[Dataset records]
══════
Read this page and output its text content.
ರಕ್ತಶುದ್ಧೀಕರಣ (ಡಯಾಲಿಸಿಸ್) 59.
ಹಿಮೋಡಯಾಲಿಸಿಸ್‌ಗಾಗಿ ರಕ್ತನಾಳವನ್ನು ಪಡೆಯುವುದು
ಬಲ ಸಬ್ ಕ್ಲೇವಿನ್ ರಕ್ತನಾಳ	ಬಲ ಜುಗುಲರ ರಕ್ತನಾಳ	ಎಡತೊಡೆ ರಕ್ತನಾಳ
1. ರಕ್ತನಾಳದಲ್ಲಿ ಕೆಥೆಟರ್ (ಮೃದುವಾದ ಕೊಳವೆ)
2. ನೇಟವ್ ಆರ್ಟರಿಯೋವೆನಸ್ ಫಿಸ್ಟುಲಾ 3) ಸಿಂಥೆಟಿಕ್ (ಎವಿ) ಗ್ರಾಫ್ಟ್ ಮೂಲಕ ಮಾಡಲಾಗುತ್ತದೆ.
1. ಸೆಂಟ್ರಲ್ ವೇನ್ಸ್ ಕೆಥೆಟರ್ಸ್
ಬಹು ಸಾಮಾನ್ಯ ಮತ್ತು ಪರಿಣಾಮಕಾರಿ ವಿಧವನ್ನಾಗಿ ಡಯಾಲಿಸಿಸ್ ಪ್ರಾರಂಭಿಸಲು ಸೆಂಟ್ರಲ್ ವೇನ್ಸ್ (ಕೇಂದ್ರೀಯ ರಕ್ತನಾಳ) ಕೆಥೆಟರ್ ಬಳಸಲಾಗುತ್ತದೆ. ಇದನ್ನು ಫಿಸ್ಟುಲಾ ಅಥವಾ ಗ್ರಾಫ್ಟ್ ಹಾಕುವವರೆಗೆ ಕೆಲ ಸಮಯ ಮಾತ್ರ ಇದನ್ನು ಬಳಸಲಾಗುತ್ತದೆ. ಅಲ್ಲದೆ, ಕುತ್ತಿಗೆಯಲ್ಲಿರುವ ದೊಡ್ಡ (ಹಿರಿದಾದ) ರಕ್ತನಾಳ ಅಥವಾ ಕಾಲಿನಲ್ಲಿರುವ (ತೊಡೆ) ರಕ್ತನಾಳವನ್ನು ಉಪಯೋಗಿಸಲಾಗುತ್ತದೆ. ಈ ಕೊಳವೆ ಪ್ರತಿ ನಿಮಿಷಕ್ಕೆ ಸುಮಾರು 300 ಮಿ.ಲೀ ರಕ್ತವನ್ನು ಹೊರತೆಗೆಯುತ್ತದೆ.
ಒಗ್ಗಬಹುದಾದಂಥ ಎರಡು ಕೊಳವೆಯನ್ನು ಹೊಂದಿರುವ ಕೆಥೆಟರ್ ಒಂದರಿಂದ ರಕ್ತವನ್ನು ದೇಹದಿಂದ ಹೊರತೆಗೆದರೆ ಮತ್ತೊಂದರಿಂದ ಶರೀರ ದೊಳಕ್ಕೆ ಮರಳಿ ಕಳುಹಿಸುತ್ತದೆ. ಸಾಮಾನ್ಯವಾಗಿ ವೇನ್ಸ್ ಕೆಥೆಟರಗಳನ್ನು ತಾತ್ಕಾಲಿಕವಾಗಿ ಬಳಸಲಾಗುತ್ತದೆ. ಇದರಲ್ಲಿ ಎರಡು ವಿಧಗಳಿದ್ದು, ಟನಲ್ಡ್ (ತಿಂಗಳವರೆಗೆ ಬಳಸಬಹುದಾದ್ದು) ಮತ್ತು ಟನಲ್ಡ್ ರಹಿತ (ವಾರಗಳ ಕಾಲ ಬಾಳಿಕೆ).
══════
Given instruction:
Take the lines above and print them exactly.

Answer for this exercise:
Read this page and output its text content.
ರಕ್ತಶುದ್ಧೀಕರಣ (ಡಯಾಲಿಸಿಸ್) 59.
ಹಿಮೋಡಯಾಲಿಸಿಸ್‌ಗಾಗಿ ರಕ್ತನಾಳವನ್ನು ಪಡೆಯುವುದು
ಬಲ ಸಬ್ ಕ್ಲೇವಿನ್ ರಕ್ತನಾಳ	ಬಲ ಜುಗುಲರ ರಕ್ತನಾಳ	ಎಡತೊಡೆ ರಕ್ತನಾಳ
1. ರಕ್ತನಾಳದಲ್ಲಿ ಕೆಥೆಟರ್ (ಮೃದುವಾದ ಕೊಳವೆ)
2. ನೇಟವ್ ಆರ್ಟರಿಯೋವೆನಸ್ ಫಿಸ್ಟುಲಾ 3) ಸಿಂಥೆಟಿಕ್ (ಎವಿ) ಗ್ರಾಫ್ಟ್ ಮೂಲಕ ಮಾಡಲಾಗುತ್ತದೆ.
1. ಸೆಂಟ್ರಲ್ ವೇನ್ಸ್ ಕೆಥೆಟರ್ಸ್
ಬಹು ಸಾಮಾನ್ಯ ಮತ್ತು ಪರಿಣಾಮಕಾರಿ ವಿಧವನ್ನಾಗಿ ಡಯಾಲಿಸಿಸ್ ಪ್ರಾರಂಭಿಸಲು ಸೆಂಟ್ರಲ್ ವೇನ್ಸ್ (ಕೇಂದ್ರೀಯ ರಕ್ತನಾಳ) ಕೆಥೆಟರ್ ಬಳಸಲಾಗುತ್ತದೆ. ಇದನ್ನು ಫಿಸ್ಟುಲಾ ಅಥವಾ ಗ್ರಾಫ್ಟ್ ಹಾಕುವವರೆಗೆ ಕೆಲ ಸಮಯ ಮಾತ್ರ ಇದನ್ನು ಬಳಸಲಾಗುತ್ತದೆ. ಅಲ್ಲದೆ, ಕುತ್ತಿಗೆಯಲ್ಲಿರುವ ದೊಡ್ಡ (ಹಿರಿದಾದ) ರಕ್ತನಾಳ ಅಥವಾ ಕಾಲಿನಲ್ಲಿರುವ (ತೊಡೆ) ರಕ್ತನಾಳವನ್ನು ಉಪಯೋಗಿಸಲಾಗುತ್ತದೆ. ಈ ಕೊಳವೆ ಪ್ರತಿ ನಿಮಿಷಕ್ಕೆ ಸುಮಾರು 300 ಮಿ.ಲೀ ರಕ್ತವನ್ನು ಹೊರತೆಗೆಯುತ್ತದೆ.
ಒಗ್ಗಬಹುದಾದಂಥ ಎರಡು ಕೊಳವೆಯನ್ನು ಹೊಂದಿರುವ ಕೆಥೆಟರ್ ಒಂದರಿಂದ ರಕ್ತವನ್ನು ದೇಹದಿಂದ ಹೊರತೆಗೆದರೆ ಮತ್ತೊಂದರಿಂದ ಶರೀರ ದೊಳಕ್ಕೆ ಮರಳಿ ಕಳುಹಿಸುತ್ತದೆ. ಸಾಮಾನ್ಯವಾಗಿ ವೇನ್ಸ್ ಕೆಥೆಟರಗಳನ್ನು ತಾತ್ಕಾಲಿಕವಾಗಿ ಬಳಸಲಾಗುತ್ತದೆ. ಇದರಲ್ಲಿ ಎರಡು ವಿಧಗಳಿದ್ದು, ಟನಲ್ಡ್ (ತಿಂಗಳವರೆಗೆ ಬಳಸಬಹುದಾದ್ದು) ಮತ್ತು ಟನಲ್ಡ್ ರಹಿತ (ವಾರಗಳ ಕಾಲ ಬಾಳಿಕೆ).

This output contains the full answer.